### Goal
Locate each line in the records containing "съкроушенꙑꙗ". Copy it.

### Exercise material
====

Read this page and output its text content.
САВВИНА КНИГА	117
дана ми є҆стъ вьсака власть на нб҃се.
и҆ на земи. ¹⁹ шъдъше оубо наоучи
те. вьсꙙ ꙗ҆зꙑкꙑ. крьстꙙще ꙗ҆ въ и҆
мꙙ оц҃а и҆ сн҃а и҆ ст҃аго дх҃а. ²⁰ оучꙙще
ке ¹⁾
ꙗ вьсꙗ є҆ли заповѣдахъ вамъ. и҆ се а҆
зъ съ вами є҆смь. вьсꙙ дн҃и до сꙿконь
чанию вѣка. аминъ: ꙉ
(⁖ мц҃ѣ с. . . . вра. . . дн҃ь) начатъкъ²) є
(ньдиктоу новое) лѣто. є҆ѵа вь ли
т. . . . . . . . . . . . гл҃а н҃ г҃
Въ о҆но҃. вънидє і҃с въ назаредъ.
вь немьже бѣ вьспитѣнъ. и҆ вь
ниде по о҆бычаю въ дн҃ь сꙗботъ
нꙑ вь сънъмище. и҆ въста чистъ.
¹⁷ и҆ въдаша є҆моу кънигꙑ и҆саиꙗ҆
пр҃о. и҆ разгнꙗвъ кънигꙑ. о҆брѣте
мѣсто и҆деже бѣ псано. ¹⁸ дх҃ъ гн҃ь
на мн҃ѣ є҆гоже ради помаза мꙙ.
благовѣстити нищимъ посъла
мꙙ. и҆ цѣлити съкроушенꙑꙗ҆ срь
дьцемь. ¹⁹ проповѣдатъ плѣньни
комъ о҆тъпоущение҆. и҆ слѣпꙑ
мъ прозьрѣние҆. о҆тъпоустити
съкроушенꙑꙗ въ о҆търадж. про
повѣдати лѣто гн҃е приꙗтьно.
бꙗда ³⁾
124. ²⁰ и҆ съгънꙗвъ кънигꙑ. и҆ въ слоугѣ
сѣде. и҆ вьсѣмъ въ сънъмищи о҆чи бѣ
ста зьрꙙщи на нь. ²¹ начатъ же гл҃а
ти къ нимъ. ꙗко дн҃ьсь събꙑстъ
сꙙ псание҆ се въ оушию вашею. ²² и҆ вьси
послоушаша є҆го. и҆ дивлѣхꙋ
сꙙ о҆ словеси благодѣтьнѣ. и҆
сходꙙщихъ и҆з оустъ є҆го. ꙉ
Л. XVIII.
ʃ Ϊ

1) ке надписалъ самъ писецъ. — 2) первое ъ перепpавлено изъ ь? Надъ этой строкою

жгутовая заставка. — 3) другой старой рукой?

====

### Task answer
мꙙ. и҆ цѣлити съкроушенꙑꙗ҆ срь
съкроушенꙑꙗ въ о҆търадж. про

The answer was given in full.